• [Task goal]:
Lines that include the word "материал" are the ones to copy.

§ §

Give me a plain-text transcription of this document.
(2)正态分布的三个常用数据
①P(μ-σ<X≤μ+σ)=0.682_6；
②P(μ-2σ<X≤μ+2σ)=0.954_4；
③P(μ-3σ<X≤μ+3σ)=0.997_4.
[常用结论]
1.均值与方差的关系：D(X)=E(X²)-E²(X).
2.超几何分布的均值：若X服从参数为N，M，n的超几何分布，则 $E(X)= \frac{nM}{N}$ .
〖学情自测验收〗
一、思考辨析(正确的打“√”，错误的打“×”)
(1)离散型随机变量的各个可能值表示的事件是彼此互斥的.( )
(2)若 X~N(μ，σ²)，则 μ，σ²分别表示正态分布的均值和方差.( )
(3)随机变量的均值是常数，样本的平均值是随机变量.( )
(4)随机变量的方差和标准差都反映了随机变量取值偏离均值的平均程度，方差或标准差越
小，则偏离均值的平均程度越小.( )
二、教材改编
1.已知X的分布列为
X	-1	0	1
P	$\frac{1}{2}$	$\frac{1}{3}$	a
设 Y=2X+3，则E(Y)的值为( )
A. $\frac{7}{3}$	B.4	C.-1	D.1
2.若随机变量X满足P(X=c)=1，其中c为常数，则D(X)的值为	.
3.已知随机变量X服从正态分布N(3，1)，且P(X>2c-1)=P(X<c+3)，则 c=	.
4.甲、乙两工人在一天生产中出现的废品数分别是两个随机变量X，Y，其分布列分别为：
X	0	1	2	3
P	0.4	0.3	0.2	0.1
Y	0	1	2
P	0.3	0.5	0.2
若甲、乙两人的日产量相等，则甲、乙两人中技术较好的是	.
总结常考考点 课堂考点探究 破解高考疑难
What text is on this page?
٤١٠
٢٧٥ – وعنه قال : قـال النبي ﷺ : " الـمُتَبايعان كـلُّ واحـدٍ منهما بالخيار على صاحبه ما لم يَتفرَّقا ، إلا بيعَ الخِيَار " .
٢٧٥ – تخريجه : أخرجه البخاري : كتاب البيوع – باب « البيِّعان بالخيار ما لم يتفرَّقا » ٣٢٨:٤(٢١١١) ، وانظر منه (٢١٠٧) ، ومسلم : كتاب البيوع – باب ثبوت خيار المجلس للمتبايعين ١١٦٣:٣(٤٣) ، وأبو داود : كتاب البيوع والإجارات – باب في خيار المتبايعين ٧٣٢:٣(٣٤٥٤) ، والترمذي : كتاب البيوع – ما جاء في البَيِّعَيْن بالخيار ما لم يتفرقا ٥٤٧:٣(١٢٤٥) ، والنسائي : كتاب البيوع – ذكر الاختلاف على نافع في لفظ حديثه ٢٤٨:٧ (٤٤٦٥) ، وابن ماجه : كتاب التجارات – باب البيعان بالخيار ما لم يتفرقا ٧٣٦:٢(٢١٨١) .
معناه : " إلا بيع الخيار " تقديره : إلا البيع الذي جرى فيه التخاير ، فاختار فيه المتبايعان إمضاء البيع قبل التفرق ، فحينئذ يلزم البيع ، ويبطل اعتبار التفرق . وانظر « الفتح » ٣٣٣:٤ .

§ §

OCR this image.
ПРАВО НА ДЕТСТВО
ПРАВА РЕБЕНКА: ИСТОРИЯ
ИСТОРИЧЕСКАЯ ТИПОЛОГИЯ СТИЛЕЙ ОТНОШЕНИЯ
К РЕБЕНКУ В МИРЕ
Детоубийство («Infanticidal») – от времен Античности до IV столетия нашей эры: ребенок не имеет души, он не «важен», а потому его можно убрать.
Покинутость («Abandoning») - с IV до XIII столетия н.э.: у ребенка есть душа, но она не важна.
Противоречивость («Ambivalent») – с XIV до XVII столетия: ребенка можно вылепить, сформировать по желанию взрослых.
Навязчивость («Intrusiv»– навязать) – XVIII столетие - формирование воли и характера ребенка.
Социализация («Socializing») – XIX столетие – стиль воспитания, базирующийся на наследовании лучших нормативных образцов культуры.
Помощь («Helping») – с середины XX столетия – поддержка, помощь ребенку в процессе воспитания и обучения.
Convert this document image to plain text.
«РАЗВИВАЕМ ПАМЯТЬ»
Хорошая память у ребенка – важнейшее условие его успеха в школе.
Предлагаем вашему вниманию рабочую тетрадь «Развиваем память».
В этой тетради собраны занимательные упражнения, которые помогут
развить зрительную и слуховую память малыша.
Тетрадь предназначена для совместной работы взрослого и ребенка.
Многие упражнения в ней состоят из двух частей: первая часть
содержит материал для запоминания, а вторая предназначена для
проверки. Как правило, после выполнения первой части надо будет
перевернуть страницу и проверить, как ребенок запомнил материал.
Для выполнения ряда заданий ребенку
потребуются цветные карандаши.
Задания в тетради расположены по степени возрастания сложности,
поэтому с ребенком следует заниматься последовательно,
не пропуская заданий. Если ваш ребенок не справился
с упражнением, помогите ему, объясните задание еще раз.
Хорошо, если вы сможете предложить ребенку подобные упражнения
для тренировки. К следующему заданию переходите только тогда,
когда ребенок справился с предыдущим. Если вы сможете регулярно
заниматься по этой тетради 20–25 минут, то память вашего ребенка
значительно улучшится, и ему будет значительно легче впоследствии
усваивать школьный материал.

§ §

• [Solution for this task]:
содержит материал для запоминания, а вторая предназначена для
перевернуть страницу и проверить, как ребенок запомнил материал.
усваивать школьный материал.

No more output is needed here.